> **EXERCISE DESCRIPTION**
Repeat the listing exactly as given, omitting every image.

[Extracts from a graphics dataset]
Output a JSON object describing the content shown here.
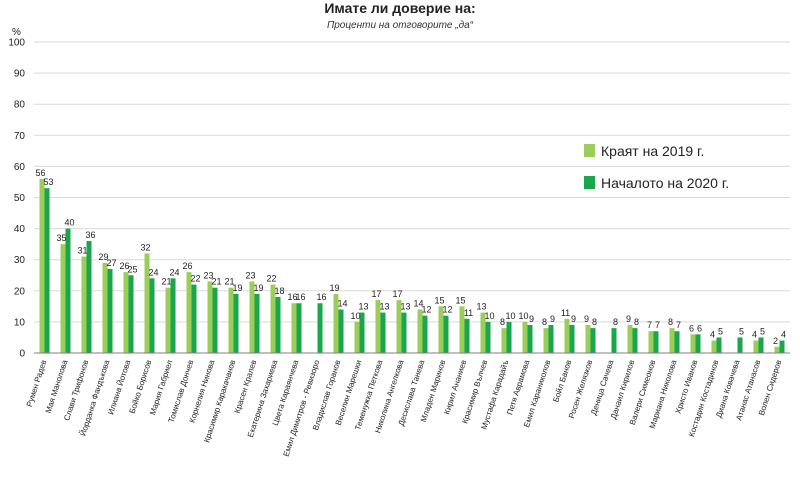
{
  "chart_data": {
    "type": "bar",
    "title": "Имате ли доверие на:",
    "subtitle": "Проценти на отговорите „да“",
    "ylabel": "%",
    "ylim": [
      0,
      100
    ],
    "yticks": [
      0,
      10,
      20,
      30,
      40,
      50,
      60,
      70,
      80,
      90,
      100
    ],
    "grid": true,
    "legend_position": "right",
    "colors": {
      "series1": "#9acd5a",
      "series2": "#1aa64a",
      "grid": "#d9d9d9",
      "axis": "#808080"
    },
    "categories": [
      "Румен Радев",
      "Мая Манолова",
      "Слави Трифонов",
      "Йорданка Фандъкова",
      "Илиана Йотова",
      "Бойко Борисов",
      "Мария Габриел",
      "Томислав Дончев",
      "Корнелия Нинова",
      "Красимир Каракачанов",
      "Красен Кралев",
      "Екатерина Захариева",
      "Цвета Караянчева",
      "Емил Димитров - Ревизоро",
      "Владислав Горанов",
      "Веселин Марешки",
      "Теменужка Петкова",
      "Николина Ангелкова",
      "Десислава Танева",
      "Младен Маринов",
      "Кирил Ананиев",
      "Красимир Вълчев",
      "Мустафа Карадайъ",
      "Петя Аврамова",
      "Емил Караниколов",
      "Бойл Банов",
      "Росен Желязков",
      "Деница Сачева",
      "Данаил Кирилов",
      "Валери Симеонов",
      "Мариана Николова",
      "Христо Иванов",
      "Костадин Костадинов",
      "Диана Ковачева",
      "Атанас Атанасов",
      "Волен Сидеров"
    ],
    "series": [
      {
        "name": "Краят на 2019 г.",
        "values": [
          56,
          35,
          31,
          29,
          26,
          32,
          21,
          26,
          23,
          21,
          23,
          22,
          16,
          null,
          19,
          10,
          17,
          17,
          14,
          15,
          15,
          13,
          8,
          10,
          8,
          11,
          9,
          null,
          9,
          7,
          8,
          6,
          4,
          null,
          4,
          2
        ]
      },
      {
        "name": "Началото на 2020 г.",
        "values": [
          53,
          40,
          36,
          27,
          25,
          24,
          24,
          22,
          21,
          19,
          19,
          18,
          16,
          16,
          14,
          13,
          13,
          13,
          12,
          12,
          11,
          10,
          10,
          9,
          9,
          9,
          8,
          8,
          8,
          7,
          7,
          6,
          5,
          5,
          5,
          4
        ]
      }
    ]
  }
}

> **EXPECTED ANSWER**
Output a JSON object describing the content shown here.
{
  "chart_data": {
    "type": "bar",
    "title": "Имате ли доверие на:",
    "subtitle": "Проценти на отговорите „да“",
    "ylabel": "%",
    "ylim": [
      0,
      100
    ],
    "yticks": [
      0,
      10,
      20,
      30,
      40,
      50,
      60,
      70,
      80,
      90,
      100
    ],
    "grid": true,
    "legend_position": "right",
    "colors": {
      "series1": "#9acd5a",
      "series2": "#1aa64a",
      "grid": "#d9d9d9",
      "axis": "#808080"
    },
    "categories": [
      "Румен Радев",
      "Мая Манолова",
      "Слави Трифонов",
      "Йорданка Фандъкова",
      "Илиана Йотова",
      "Бойко Борисов",
      "Мария Габриел",
      "Томислав Дончев",
      "Корнелия Нинова",
      "Красимир Каракачанов",
      "Красен Кралев",
      "Екатерина Захариева",
      "Цвета Караянчева",
      "Емил Димитров - Ревизоро",
      "Владислав Горанов",
      "Веселин Марешки",
      "Теменужка Петкова",
      "Николина Ангелкова",
      "Десислава Танева",
      "Младен Маринов",
      "Кирил Ананиев",
      "Красимир Вълчев",
      "Мустафа Карадайъ",
      "Петя Аврамова",
      "Емил Караниколов",
      "Бойл Банов",
      "Росен Желязков",
      "Деница Сачева",
      "Данаил Кирилов",
      "Валери Симеонов",
      "Мариана Николова",
      "Христо Иванов",
      "Костадин Костадинов",
      "Диана Ковачева",
      "Атанас Атанасов",
      "Волен Сидеров"
    ],
    "series": [
      {
        "name": "Краят на 2019 г.",
        "values": [
          56,
          35,
          31,
          29,
          26,
          32,
          21,
          26,
          23,
          21,
          23,
          22,
          16,
          null,
          19,
          10,
          17,
          17,
          14,
          15,
          15,
          13,
          8,
          10,
          8,
          11,
          9,
          null,
          9,
          7,
          8,
          6,
          4,
          null,
          4,
          2
        ]
      },
      {
        "name": "Началото на 2020 г.",
        "values": [
          53,
          40,
          36,
          27,
          25,
          24,
          24,
          22,
          21,
          19,
          19,
          18,
          16,
          16,
          14,
          13,
          13,
          13,
          12,
          12,
          11,
          10,
          10,
          9,
          9,
          9,
          8,
          8,
          8,
          7,
          7,
          6,
          5,
          5,
          5,
          4
        ]
      }
    ]
  }
}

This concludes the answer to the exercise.